[Stored records]
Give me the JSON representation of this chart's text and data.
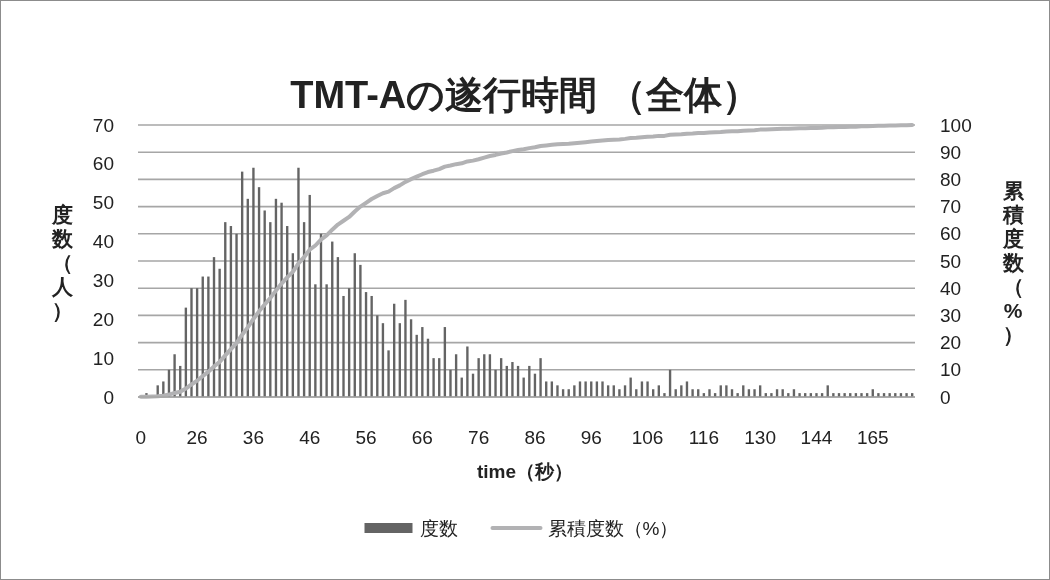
{
  "chart_data": {
    "type": "bar",
    "title": "TMT-Aの遂行時間 （全体）",
    "xlabel": "time（秒）",
    "ylabel": "度数（人）",
    "y2label": "累積度数（%）",
    "categories": [
      "0",
      null,
      null,
      null,
      null,
      null,
      null,
      null,
      null,
      null,
      "26",
      null,
      null,
      null,
      null,
      null,
      null,
      null,
      null,
      null,
      "36",
      null,
      null,
      null,
      null,
      null,
      null,
      null,
      null,
      null,
      "46",
      null,
      null,
      null,
      null,
      null,
      null,
      null,
      null,
      null,
      "56",
      null,
      null,
      null,
      null,
      null,
      null,
      null,
      null,
      null,
      "66",
      null,
      null,
      null,
      null,
      null,
      null,
      null,
      null,
      null,
      "76",
      null,
      null,
      null,
      null,
      null,
      null,
      null,
      null,
      null,
      "86",
      null,
      null,
      null,
      null,
      null,
      null,
      null,
      null,
      null,
      "96",
      null,
      null,
      null,
      null,
      null,
      null,
      null,
      null,
      null,
      "106",
      null,
      null,
      null,
      null,
      null,
      null,
      null,
      null,
      null,
      "116",
      null,
      null,
      null,
      null,
      null,
      null,
      null,
      null,
      null,
      "130",
      null,
      null,
      null,
      null,
      null,
      null,
      null,
      null,
      null,
      "144",
      null,
      null,
      null,
      null,
      null,
      null,
      null,
      null,
      null,
      "165",
      null,
      null,
      null,
      null,
      null,
      null,
      null
    ],
    "series": [
      {
        "name": "度数",
        "color": "#646464",
        "values": [
          null,
          1,
          null,
          3,
          4,
          7,
          11,
          8,
          23,
          28,
          28,
          31,
          31,
          36,
          33,
          45,
          44,
          42,
          58,
          51,
          59,
          54,
          48,
          45,
          51,
          50,
          44,
          37,
          59,
          45,
          52,
          29,
          42,
          29,
          40,
          36,
          26,
          28,
          37,
          34,
          27,
          26,
          21,
          19,
          12,
          24,
          19,
          25,
          20,
          16,
          18,
          15,
          10,
          10,
          18,
          7,
          11,
          5,
          13,
          6,
          10,
          11,
          11,
          7,
          10,
          8,
          9,
          8,
          5,
          8,
          6,
          10,
          4,
          4,
          3,
          2,
          2,
          3,
          4,
          4,
          4,
          4,
          4,
          3,
          3,
          2,
          3,
          5,
          2,
          4,
          4,
          2,
          3,
          1,
          7,
          2,
          3,
          4,
          2,
          2,
          1,
          2,
          1,
          3,
          3,
          2,
          1,
          3,
          2,
          2,
          3,
          1,
          1,
          2,
          2,
          1,
          2,
          1,
          1,
          1,
          1,
          1,
          3,
          1,
          1,
          1,
          1,
          1,
          1,
          1,
          2,
          1,
          1,
          1,
          1,
          1,
          1,
          1
        ]
      },
      {
        "name": "累積度数（%）",
        "type": "line",
        "axis": "y2",
        "color": "#b2b2b4",
        "values": [
          0.1,
          0.1,
          0.2,
          0.3,
          0.5,
          0.9,
          1.5,
          1.9,
          3.1,
          4.6,
          6.0,
          7.7,
          9.3,
          11.2,
          12.9,
          15.3,
          17.6,
          19.8,
          22.9,
          25.6,
          28.7,
          31.5,
          34.0,
          36.4,
          39.1,
          41.7,
          44.0,
          46.0,
          49.1,
          51.4,
          54.2,
          55.7,
          57.9,
          59.4,
          61.5,
          63.4,
          64.8,
          66.2,
          68.2,
          70.0,
          71.4,
          72.8,
          73.9,
          74.9,
          75.5,
          76.8,
          77.8,
          79.1,
          80.1,
          81.0,
          81.9,
          82.7,
          83.2,
          83.8,
          84.7,
          85.1,
          85.6,
          85.9,
          86.6,
          86.9,
          87.4,
          88.0,
          88.6,
          89.0,
          89.5,
          89.9,
          90.4,
          90.8,
          91.1,
          91.5,
          91.8,
          92.3,
          92.5,
          92.7,
          92.9,
          93.0,
          93.1,
          93.3,
          93.5,
          93.7,
          93.9,
          94.1,
          94.3,
          94.5,
          94.6,
          94.7,
          94.9,
          95.2,
          95.3,
          95.5,
          95.7,
          95.8,
          96.0,
          96.0,
          96.4,
          96.5,
          96.6,
          96.8,
          96.9,
          97.1,
          97.1,
          97.2,
          97.3,
          97.4,
          97.6,
          97.7,
          97.7,
          97.9,
          98.0,
          98.1,
          98.3,
          98.3,
          98.4,
          98.5,
          98.6,
          98.6,
          98.7,
          98.8,
          98.8,
          98.9,
          98.9,
          99.0,
          99.2,
          99.2,
          99.3,
          99.3,
          99.4,
          99.4,
          99.5,
          99.5,
          99.6,
          99.7,
          99.7,
          99.8,
          99.8,
          99.9,
          99.9,
          100
        ]
      }
    ],
    "ylim": [
      0,
      70
    ],
    "yticks": [
      0,
      10,
      20,
      30,
      40,
      50,
      60,
      70
    ],
    "y2lim": [
      0,
      100
    ],
    "y2ticks": [
      0,
      10,
      20,
      30,
      40,
      50,
      60,
      70,
      80,
      90,
      100
    ],
    "grid": "y",
    "legend": "bottom",
    "marker": "none"
  }
}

* WHAT THE TASK REQUIRES: Restate the full listing verbatim and drop every picture.

* CORRECT ANSWER:
Give me the JSON representation of this chart's text and data.
{
  "chart_data": {
    "type": "bar",
    "title": "TMT-Aの遂行時間 （全体）",
    "xlabel": "time（秒）",
    "ylabel": "度数（人）",
    "y2label": "累積度数（%）",
    "categories": [
      "0",
      null,
      null,
      null,
      null,
      null,
      null,
      null,
      null,
      null,
      "26",
      null,
      null,
      null,
      null,
      null,
      null,
      null,
      null,
      null,
      "36",
      null,
      null,
      null,
      null,
      null,
      null,
      null,
      null,
      null,
      "46",
      null,
      null,
      null,
      null,
      null,
      null,
      null,
      null,
      null,
      "56",
      null,
      null,
      null,
      null,
      null,
      null,
      null,
      null,
      null,
      "66",
      null,
      null,
      null,
      null,
      null,
      null,
      null,
      null,
      null,
      "76",
      null,
      null,
      null,
      null,
      null,
      null,
      null,
      null,
      null,
      "86",
      null,
      null,
      null,
      null,
      null,
      null,
      null,
      null,
      null,
      "96",
      null,
      null,
      null,
      null,
      null,
      null,
      null,
      null,
      null,
      "106",
      null,
      null,
      null,
      null,
      null,
      null,
      null,
      null,
      null,
      "116",
      null,
      null,
      null,
      null,
      null,
      null,
      null,
      null,
      null,
      "130",
      null,
      null,
      null,
      null,
      null,
      null,
      null,
      null,
      null,
      "144",
      null,
      null,
      null,
      null,
      null,
      null,
      null,
      null,
      null,
      "165",
      null,
      null,
      null,
      null,
      null,
      null,
      null
    ],
    "series": [
      {
        "name": "度数",
        "color": "#646464",
        "values": [
          null,
          1,
          null,
          3,
          4,
          7,
          11,
          8,
          23,
          28,
          28,
          31,
          31,
          36,
          33,
          45,
          44,
          42,
          58,
          51,
          59,
          54,
          48,
          45,
          51,
          50,
          44,
          37,
          59,
          45,
          52,
          29,
          42,
          29,
          40,
          36,
          26,
          28,
          37,
          34,
          27,
          26,
          21,
          19,
          12,
          24,
          19,
          25,
          20,
          16,
          18,
          15,
          10,
          10,
          18,
          7,
          11,
          5,
          13,
          6,
          10,
          11,
          11,
          7,
          10,
          8,
          9,
          8,
          5,
          8,
          6,
          10,
          4,
          4,
          3,
          2,
          2,
          3,
          4,
          4,
          4,
          4,
          4,
          3,
          3,
          2,
          3,
          5,
          2,
          4,
          4,
          2,
          3,
          1,
          7,
          2,
          3,
          4,
          2,
          2,
          1,
          2,
          1,
          3,
          3,
          2,
          1,
          3,
          2,
          2,
          3,
          1,
          1,
          2,
          2,
          1,
          2,
          1,
          1,
          1,
          1,
          1,
          3,
          1,
          1,
          1,
          1,
          1,
          1,
          1,
          2,
          1,
          1,
          1,
          1,
          1,
          1,
          1
        ]
      },
      {
        "name": "累積度数（%）",
        "type": "line",
        "axis": "y2",
        "color": "#b2b2b4",
        "values": [
          0.1,
          0.1,
          0.2,
          0.3,
          0.5,
          0.9,
          1.5,
          1.9,
          3.1,
          4.6,
          6.0,
          7.7,
          9.3,
          11.2,
          12.9,
          15.3,
          17.6,
          19.8,
          22.9,
          25.6,
          28.7,
          31.5,
          34.0,
          36.4,
          39.1,
          41.7,
          44.0,
          46.0,
          49.1,
          51.4,
          54.2,
          55.7,
          57.9,
          59.4,
          61.5,
          63.4,
          64.8,
          66.2,
          68.2,
          70.0,
          71.4,
          72.8,
          73.9,
          74.9,
          75.5,
          76.8,
          77.8,
          79.1,
          80.1,
          81.0,
          81.9,
          82.7,
          83.2,
          83.8,
          84.7,
          85.1,
          85.6,
          85.9,
          86.6,
          86.9,
          87.4,
          88.0,
          88.6,
          89.0,
          89.5,
          89.9,
          90.4,
          90.8,
          91.1,
          91.5,
          91.8,
          92.3,
          92.5,
          92.7,
          92.9,
          93.0,
          93.1,
          93.3,
          93.5,
          93.7,
          93.9,
          94.1,
          94.3,
          94.5,
          94.6,
          94.7,
          94.9,
          95.2,
          95.3,
          95.5,
          95.7,
          95.8,
          96.0,
          96.0,
          96.4,
          96.5,
          96.6,
          96.8,
          96.9,
          97.1,
          97.1,
          97.2,
          97.3,
          97.4,
          97.6,
          97.7,
          97.7,
          97.9,
          98.0,
          98.1,
          98.3,
          98.3,
          98.4,
          98.5,
          98.6,
          98.6,
          98.7,
          98.8,
          98.8,
          98.9,
          98.9,
          99.0,
          99.2,
          99.2,
          99.3,
          99.3,
          99.4,
          99.4,
          99.5,
          99.5,
          99.6,
          99.7,
          99.7,
          99.8,
          99.8,
          99.9,
          99.9,
          100
        ]
      }
    ],
    "ylim": [
      0,
      70
    ],
    "yticks": [
      0,
      10,
      20,
      30,
      40,
      50,
      60,
      70
    ],
    "y2lim": [
      0,
      100
    ],
    "y2ticks": [
      0,
      10,
      20,
      30,
      40,
      50,
      60,
      70,
      80,
      90,
      100
    ],
    "grid": "y",
    "legend": "bottom",
    "marker": "none"
  }
}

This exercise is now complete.